▸ **Exercise details**: Go through the data below and gather each line containing "this".

[BEGIN Listed records]

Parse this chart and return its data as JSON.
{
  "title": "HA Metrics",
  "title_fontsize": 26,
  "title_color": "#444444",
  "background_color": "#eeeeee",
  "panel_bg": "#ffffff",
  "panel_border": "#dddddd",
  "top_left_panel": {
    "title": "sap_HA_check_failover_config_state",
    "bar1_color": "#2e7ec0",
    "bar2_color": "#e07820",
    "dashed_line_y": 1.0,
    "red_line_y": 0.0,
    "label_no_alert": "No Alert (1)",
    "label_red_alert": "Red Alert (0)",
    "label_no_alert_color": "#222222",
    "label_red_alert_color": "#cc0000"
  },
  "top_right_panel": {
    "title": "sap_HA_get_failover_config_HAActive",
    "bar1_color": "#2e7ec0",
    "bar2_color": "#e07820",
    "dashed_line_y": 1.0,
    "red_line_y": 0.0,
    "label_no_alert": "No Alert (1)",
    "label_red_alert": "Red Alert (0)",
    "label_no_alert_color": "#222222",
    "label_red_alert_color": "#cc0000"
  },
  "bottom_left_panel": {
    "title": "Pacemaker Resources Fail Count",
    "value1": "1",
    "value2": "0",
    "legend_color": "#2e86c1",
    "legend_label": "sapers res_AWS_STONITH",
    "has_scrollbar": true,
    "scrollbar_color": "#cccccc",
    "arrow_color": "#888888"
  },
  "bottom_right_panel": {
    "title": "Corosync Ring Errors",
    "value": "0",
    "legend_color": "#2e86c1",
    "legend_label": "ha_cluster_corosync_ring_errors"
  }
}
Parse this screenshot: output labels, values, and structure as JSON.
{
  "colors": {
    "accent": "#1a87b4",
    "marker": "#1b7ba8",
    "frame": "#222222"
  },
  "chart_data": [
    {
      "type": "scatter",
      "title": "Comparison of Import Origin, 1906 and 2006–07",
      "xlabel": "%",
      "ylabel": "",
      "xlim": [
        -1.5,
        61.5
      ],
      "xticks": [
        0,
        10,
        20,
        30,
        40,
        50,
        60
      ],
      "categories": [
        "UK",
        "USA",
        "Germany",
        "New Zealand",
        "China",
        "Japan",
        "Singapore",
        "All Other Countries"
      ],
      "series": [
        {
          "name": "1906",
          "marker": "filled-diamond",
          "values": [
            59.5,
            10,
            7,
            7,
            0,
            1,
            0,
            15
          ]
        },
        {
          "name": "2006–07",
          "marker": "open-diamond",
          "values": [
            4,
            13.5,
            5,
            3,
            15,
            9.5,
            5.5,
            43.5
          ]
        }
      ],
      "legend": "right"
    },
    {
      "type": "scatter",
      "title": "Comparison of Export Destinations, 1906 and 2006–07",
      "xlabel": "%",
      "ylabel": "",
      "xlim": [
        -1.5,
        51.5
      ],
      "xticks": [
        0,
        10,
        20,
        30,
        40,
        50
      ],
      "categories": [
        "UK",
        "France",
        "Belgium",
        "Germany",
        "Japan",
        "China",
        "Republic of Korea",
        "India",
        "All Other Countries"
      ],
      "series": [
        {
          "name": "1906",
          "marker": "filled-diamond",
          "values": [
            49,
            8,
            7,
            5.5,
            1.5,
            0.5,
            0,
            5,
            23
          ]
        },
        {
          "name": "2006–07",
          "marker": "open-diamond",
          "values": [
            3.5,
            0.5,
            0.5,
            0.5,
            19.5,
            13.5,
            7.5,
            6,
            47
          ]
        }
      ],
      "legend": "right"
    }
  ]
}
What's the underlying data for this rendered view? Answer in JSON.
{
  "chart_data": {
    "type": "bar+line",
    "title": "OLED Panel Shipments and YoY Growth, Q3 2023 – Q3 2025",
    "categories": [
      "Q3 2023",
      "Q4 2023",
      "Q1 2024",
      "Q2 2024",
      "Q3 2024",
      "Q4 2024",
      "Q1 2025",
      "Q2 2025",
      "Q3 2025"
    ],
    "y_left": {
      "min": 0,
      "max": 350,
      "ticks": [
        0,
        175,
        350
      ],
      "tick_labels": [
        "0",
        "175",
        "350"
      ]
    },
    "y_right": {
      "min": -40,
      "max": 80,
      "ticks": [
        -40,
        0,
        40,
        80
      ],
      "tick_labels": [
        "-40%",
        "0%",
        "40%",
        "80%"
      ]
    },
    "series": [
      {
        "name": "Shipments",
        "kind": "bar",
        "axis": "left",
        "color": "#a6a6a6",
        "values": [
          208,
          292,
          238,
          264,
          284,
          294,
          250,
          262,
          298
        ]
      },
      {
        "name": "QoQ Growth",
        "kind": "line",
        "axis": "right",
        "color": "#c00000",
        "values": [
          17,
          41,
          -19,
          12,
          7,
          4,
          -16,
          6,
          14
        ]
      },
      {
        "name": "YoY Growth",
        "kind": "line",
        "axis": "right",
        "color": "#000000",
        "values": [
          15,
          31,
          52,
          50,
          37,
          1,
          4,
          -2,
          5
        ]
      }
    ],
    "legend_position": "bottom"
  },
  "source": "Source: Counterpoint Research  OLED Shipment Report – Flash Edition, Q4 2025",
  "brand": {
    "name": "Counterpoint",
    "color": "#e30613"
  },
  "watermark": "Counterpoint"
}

[END Listed records]

▸ **Finished answer**:
Parse this chart and return its data as JSON.
Parse this screenshot: output labels, values, and structure as JSON.
What's the underlying data for this rendered view? Answer in JSON.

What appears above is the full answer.